## START DATA FOR PROCESSING
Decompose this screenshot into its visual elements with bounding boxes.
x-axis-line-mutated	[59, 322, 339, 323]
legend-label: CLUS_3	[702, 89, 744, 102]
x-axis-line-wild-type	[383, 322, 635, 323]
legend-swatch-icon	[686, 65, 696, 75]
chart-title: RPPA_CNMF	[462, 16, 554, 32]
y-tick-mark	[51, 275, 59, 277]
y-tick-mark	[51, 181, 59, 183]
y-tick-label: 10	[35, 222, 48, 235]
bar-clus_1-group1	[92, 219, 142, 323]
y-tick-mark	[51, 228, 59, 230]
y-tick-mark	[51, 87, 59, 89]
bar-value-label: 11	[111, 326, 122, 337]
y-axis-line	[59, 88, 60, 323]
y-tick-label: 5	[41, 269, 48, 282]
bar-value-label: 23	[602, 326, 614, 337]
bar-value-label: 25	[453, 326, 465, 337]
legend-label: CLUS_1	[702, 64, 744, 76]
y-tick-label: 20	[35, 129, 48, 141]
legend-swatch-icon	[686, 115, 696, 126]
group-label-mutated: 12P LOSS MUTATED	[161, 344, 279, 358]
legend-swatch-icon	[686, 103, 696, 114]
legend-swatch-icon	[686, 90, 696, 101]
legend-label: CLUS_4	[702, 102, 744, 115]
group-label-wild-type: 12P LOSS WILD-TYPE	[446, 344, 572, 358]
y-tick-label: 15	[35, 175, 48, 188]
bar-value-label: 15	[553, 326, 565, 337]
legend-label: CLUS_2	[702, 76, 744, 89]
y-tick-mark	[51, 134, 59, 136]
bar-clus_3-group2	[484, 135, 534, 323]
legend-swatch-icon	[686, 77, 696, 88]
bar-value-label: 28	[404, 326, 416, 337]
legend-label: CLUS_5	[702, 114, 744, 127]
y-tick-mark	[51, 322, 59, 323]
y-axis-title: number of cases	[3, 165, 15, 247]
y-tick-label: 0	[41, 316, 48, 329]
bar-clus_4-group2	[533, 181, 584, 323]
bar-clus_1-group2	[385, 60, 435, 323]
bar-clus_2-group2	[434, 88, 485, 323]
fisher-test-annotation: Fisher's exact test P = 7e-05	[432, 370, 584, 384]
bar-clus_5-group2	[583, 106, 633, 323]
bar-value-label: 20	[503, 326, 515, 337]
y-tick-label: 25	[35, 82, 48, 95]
## END DATA FOR PROCESSING
Repeat the entries above character for character, keeping every line in its original order.

§ **TASK ANSWER**
Decompose this screenshot into its visual elements with bounding boxes.
x-axis-line-mutated	[59, 322, 339, 323]
legend-label: CLUS_3	[702, 89, 744, 102]
x-axis-line-wild-type	[383, 322, 635, 323]
legend-swatch-icon	[686, 65, 696, 75]
chart-title: RPPA_CNMF	[462, 16, 554, 32]
y-tick-mark	[51, 275, 59, 277]
y-tick-mark	[51, 181, 59, 183]
y-tick-label: 10	[35, 222, 48, 235]
bar-clus_1-group1	[92, 219, 142, 323]
y-tick-mark	[51, 228, 59, 230]
y-tick-mark	[51, 87, 59, 89]
bar-value-label: 11	[111, 326, 122, 337]
y-axis-line	[59, 88, 60, 323]
y-tick-label: 5	[41, 269, 48, 282]
bar-value-label: 23	[602, 326, 614, 337]
bar-value-label: 25	[453, 326, 465, 337]
legend-label: CLUS_1	[702, 64, 744, 76]
y-tick-label: 20	[35, 129, 48, 141]
legend-swatch-icon	[686, 115, 696, 126]
group-label-mutated: 12P LOSS MUTATED	[161, 344, 279, 358]
legend-swatch-icon	[686, 103, 696, 114]
legend-swatch-icon	[686, 90, 696, 101]
legend-label: CLUS_4	[702, 102, 744, 115]
group-label-wild-type: 12P LOSS WILD-TYPE	[446, 344, 572, 358]
y-tick-label: 15	[35, 175, 48, 188]
bar-value-label: 15	[553, 326, 565, 337]
legend-label: CLUS_2	[702, 76, 744, 89]
y-tick-mark	[51, 134, 59, 136]
bar-clus_3-group2	[484, 135, 534, 323]
legend-swatch-icon	[686, 77, 696, 88]
bar-value-label: 28	[404, 326, 416, 337]
legend-label: CLUS_5	[702, 114, 744, 127]
y-tick-mark	[51, 322, 59, 323]
y-axis-title: number of cases	[3, 165, 15, 247]
y-tick-label: 0	[41, 316, 48, 329]
bar-clus_4-group2	[533, 181, 584, 323]
bar-clus_1-group2	[385, 60, 435, 323]
bar-clus_2-group2	[434, 88, 485, 323]
fisher-test-annotation: Fisher's exact test P = 7e-05	[432, 370, 584, 384]
bar-clus_5-group2	[583, 106, 633, 323]
bar-value-label: 20	[503, 326, 515, 337]
y-tick-label: 25	[35, 82, 48, 95]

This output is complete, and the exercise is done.